%%
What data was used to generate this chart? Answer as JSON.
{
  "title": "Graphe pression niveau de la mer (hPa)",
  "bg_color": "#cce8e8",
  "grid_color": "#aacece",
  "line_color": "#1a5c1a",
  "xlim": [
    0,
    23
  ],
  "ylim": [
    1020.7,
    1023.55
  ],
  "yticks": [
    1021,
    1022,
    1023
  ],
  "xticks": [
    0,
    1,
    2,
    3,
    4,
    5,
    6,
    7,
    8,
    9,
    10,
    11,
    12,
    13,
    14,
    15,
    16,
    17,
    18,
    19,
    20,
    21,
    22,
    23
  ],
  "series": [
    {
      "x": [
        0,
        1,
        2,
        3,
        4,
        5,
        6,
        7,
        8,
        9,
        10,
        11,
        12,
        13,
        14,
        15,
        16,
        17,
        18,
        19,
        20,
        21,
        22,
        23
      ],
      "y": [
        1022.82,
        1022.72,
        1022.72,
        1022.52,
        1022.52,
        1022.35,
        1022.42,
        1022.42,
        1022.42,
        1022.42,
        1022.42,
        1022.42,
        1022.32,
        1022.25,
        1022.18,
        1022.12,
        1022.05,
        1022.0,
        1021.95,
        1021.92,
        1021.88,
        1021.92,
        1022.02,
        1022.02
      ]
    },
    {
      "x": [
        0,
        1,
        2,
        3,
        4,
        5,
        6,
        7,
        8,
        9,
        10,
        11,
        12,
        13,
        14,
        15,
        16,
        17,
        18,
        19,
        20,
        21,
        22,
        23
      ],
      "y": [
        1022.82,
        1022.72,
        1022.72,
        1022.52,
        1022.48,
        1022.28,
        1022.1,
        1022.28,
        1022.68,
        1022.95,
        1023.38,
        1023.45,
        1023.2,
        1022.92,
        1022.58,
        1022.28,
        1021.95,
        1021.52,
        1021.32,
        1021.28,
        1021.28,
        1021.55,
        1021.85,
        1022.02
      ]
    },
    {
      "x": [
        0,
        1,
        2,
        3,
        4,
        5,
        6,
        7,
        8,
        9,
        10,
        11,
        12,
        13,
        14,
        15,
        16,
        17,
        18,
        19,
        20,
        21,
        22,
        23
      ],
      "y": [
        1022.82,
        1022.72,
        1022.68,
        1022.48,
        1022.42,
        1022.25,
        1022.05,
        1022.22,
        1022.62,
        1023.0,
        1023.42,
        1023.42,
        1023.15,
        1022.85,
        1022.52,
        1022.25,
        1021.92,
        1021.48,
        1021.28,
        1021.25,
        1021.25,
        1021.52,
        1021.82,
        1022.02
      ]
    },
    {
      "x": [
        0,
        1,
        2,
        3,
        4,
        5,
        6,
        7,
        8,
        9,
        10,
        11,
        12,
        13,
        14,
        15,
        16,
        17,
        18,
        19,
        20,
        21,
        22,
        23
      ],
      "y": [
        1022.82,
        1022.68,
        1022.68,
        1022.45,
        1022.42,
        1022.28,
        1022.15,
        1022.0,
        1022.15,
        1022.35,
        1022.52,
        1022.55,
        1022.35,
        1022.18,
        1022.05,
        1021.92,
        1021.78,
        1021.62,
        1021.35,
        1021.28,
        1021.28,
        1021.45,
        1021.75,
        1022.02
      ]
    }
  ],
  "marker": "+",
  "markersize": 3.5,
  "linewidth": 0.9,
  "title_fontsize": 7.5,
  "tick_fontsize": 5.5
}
%%
## GOAL
Word for word, extract all the records.

## ANSWER BELOW
What data was used to generate this chart? Answer as JSON.
{
  "title": "Graphe pression niveau de la mer (hPa)",
  "bg_color": "#cce8e8",
  "grid_color": "#aacece",
  "line_color": "#1a5c1a",
  "xlim": [
    0,
    23
  ],
  "ylim": [
    1020.7,
    1023.55
  ],
  "yticks": [
    1021,
    1022,
    1023
  ],
  "xticks": [
    0,
    1,
    2,
    3,
    4,
    5,
    6,
    7,
    8,
    9,
    10,
    11,
    12,
    13,
    14,
    15,
    16,
    17,
    18,
    19,
    20,
    21,
    22,
    23
  ],
  "series": [
    {
      "x": [
        0,
        1,
        2,
        3,
        4,
        5,
        6,
        7,
        8,
        9,
        10,
        11,
        12,
        13,
        14,
        15,
        16,
        17,
        18,
        19,
        20,
        21,
        22,
        23
      ],
      "y": [
        1022.82,
        1022.72,
        1022.72,
        1022.52,
        1022.52,
        1022.35,
        1022.42,
        1022.42,
        1022.42,
        1022.42,
        1022.42,
        1022.42,
        1022.32,
        1022.25,
        1022.18,
        1022.12,
        1022.05,
        1022.0,
        1021.95,
        1021.92,
        1021.88,
        1021.92,
        1022.02,
        1022.02
      ]
    },
    {
      "x": [
        0,
        1,
        2,
        3,
        4,
        5,
        6,
        7,
        8,
        9,
        10,
        11,
        12,
        13,
        14,
        15,
        16,
        17,
        18,
        19,
        20,
        21,
        22,
        23
      ],
      "y": [
        1022.82,
        1022.72,
        1022.72,
        1022.52,
        1022.48,
        1022.28,
        1022.1,
        1022.28,
        1022.68,
        1022.95,
        1023.38,
        1023.45,
        1023.2,
        1022.92,
        1022.58,
        1022.28,
        1021.95,
        1021.52,
        1021.32,
        1021.28,
        1021.28,
        1021.55,
        1021.85,
        1022.02
      ]
    },
    {
      "x": [
        0,
        1,
        2,
        3,
        4,
        5,
        6,
        7,
        8,
        9,
        10,
        11,
        12,
        13,
        14,
        15,
        16,
        17,
        18,
        19,
        20,
        21,
        22,
        23
      ],
      "y": [
        1022.82,
        1022.72,
        1022.68,
        1022.48,
        1022.42,
        1022.25,
        1022.05,
        1022.22,
        1022.62,
        1023.0,
        1023.42,
        1023.42,
        1023.15,
        1022.85,
        1022.52,
        1022.25,
        1021.92,
        1021.48,
        1021.28,
        1021.25,
        1021.25,
        1021.52,
        1021.82,
        1022.02
      ]
    },
    {
      "x": [
        0,
        1,
        2,
        3,
        4,
        5,
        6,
        7,
        8,
        9,
        10,
        11,
        12,
        13,
        14,
        15,
        16,
        17,
        18,
        19,
        20,
        21,
        22,
        23
      ],
      "y": [
        1022.82,
        1022.68,
        1022.68,
        1022.45,
        1022.42,
        1022.28,
        1022.15,
        1022.0,
        1022.15,
        1022.35,
        1022.52,
        1022.55,
        1022.35,
        1022.18,
        1022.05,
        1021.92,
        1021.78,
        1021.62,
        1021.35,
        1021.28,
        1021.28,
        1021.45,
        1021.75,
        1022.02
      ]
    }
  ],
  "marker": "+",
  "markersize": 3.5,
  "linewidth": 0.9,
  "title_fontsize": 7.5,
  "tick_fontsize": 5.5
}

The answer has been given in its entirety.